> _Task_
Skip the pictures. Copy all the rest of the records down exactly.

> _Task data_

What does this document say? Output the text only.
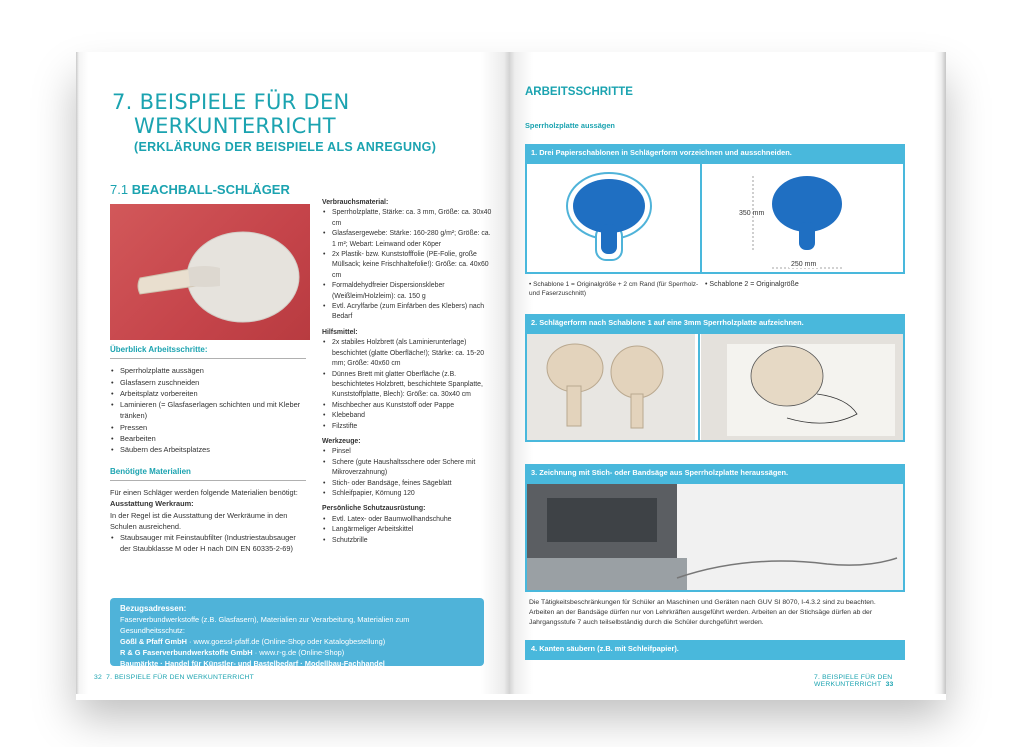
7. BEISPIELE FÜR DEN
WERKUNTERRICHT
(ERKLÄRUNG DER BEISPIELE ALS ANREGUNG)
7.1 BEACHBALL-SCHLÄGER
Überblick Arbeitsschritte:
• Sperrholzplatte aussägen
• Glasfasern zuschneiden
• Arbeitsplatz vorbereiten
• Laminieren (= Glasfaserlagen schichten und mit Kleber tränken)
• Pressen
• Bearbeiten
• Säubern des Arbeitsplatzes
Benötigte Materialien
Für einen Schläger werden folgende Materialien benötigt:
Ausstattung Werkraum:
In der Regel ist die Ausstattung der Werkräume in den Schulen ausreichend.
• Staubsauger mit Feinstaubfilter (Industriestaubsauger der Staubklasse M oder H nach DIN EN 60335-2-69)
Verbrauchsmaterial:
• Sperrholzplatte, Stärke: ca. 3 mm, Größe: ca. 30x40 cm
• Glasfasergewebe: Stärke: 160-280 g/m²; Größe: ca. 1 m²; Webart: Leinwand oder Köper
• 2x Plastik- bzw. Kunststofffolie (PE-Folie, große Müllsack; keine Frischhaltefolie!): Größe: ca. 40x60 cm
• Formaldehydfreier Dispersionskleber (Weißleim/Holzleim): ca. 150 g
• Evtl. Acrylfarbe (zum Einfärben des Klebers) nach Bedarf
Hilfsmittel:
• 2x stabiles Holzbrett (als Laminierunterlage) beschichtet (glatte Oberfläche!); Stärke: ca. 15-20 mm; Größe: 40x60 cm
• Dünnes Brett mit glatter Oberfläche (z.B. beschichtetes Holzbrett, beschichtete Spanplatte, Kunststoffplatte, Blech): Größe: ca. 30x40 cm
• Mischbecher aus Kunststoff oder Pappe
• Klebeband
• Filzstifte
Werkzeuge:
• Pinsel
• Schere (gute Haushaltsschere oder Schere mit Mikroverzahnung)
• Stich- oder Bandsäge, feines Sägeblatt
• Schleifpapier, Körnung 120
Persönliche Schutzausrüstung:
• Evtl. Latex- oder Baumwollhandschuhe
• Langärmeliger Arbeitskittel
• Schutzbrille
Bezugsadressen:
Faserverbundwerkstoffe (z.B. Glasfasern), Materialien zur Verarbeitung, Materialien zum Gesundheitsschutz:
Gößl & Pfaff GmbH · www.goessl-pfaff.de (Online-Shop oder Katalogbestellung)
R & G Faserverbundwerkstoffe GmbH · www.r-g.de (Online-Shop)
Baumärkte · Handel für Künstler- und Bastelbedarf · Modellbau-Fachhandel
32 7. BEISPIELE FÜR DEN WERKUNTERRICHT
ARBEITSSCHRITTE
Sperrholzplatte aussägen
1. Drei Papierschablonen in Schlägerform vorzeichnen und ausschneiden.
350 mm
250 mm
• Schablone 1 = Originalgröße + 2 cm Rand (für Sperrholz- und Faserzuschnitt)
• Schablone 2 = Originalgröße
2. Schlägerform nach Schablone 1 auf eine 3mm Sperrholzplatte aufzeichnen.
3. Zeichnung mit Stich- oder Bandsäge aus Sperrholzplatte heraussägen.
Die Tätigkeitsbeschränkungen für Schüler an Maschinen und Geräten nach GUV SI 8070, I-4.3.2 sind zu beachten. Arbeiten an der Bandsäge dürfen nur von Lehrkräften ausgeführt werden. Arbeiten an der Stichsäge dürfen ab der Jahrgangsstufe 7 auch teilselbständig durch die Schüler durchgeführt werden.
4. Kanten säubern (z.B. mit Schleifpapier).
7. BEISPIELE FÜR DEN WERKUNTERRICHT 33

> _Answer to the task_
What does this document say? Output the text only.
7. BEISPIELE FÜR DEN
WERKUNTERRICHT
(ERKLÄRUNG DER BEISPIELE ALS ANREGUNG)
7.1 BEACHBALL-SCHLÄGER
Überblick Arbeitsschritte:
• Sperrholzplatte aussägen
• Glasfasern zuschneiden
• Arbeitsplatz vorbereiten
• Laminieren (= Glasfaserlagen schichten und mit Kleber tränken)
• Pressen
• Bearbeiten
• Säubern des Arbeitsplatzes
Benötigte Materialien
Für einen Schläger werden folgende Materialien benötigt:
Ausstattung Werkraum:
In der Regel ist die Ausstattung der Werkräume in den Schulen ausreichend.
• Staubsauger mit Feinstaubfilter (Industriestaubsauger der Staubklasse M oder H nach DIN EN 60335-2-69)
Verbrauchsmaterial:
• Sperrholzplatte, Stärke: ca. 3 mm, Größe: ca. 30x40 cm
• Glasfasergewebe: Stärke: 160-280 g/m²; Größe: ca. 1 m²; Webart: Leinwand oder Köper
• 2x Plastik- bzw. Kunststofffolie (PE-Folie, große Müllsack; keine Frischhaltefolie!): Größe: ca. 40x60 cm
• Formaldehydfreier Dispersionskleber (Weißleim/Holzleim): ca. 150 g
• Evtl. Acrylfarbe (zum Einfärben des Klebers) nach Bedarf
Hilfsmittel:
• 2x stabiles Holzbrett (als Laminierunterlage) beschichtet (glatte Oberfläche!); Stärke: ca. 15-20 mm; Größe: 40x60 cm
• Dünnes Brett mit glatter Oberfläche (z.B. beschichtetes Holzbrett, beschichtete Spanplatte, Kunststoffplatte, Blech): Größe: ca. 30x40 cm
• Mischbecher aus Kunststoff oder Pappe
• Klebeband
• Filzstifte
Werkzeuge:
• Pinsel
• Schere (gute Haushaltsschere oder Schere mit Mikroverzahnung)
• Stich- oder Bandsäge, feines Sägeblatt
• Schleifpapier, Körnung 120
Persönliche Schutzausrüstung:
• Evtl. Latex- oder Baumwollhandschuhe
• Langärmeliger Arbeitskittel
• Schutzbrille
Bezugsadressen:
Faserverbundwerkstoffe (z.B. Glasfasern), Materialien zur Verarbeitung, Materialien zum Gesundheitsschutz:
Gößl & Pfaff GmbH · www.goessl-pfaff.de (Online-Shop oder Katalogbestellung)
R & G Faserverbundwerkstoffe GmbH · www.r-g.de (Online-Shop)
Baumärkte · Handel für Künstler- und Bastelbedarf · Modellbau-Fachhandel
32 7. BEISPIELE FÜR DEN WERKUNTERRICHT
ARBEITSSCHRITTE
Sperrholzplatte aussägen
1. Drei Papierschablonen in Schlägerform vorzeichnen und ausschneiden.
350 mm
250 mm
• Schablone 1 = Originalgröße + 2 cm Rand (für Sperrholz- und Faserzuschnitt)
• Schablone 2 = Originalgröße
2. Schlägerform nach Schablone 1 auf eine 3mm Sperrholzplatte aufzeichnen.
3. Zeichnung mit Stich- oder Bandsäge aus Sperrholzplatte heraussägen.
Die Tätigkeitsbeschränkungen für Schüler an Maschinen und Geräten nach GUV SI 8070, I-4.3.2 sind zu beachten. Arbeiten an der Bandsäge dürfen nur von Lehrkräften ausgeführt werden. Arbeiten an der Stichsäge dürfen ab der Jahrgangsstufe 7 auch teilselbständig durch die Schüler durchgeführt werden.
4. Kanten säubern (z.B. mit Schleifpapier).
7. BEISPIELE FÜR DEN WERKUNTERRICHT 33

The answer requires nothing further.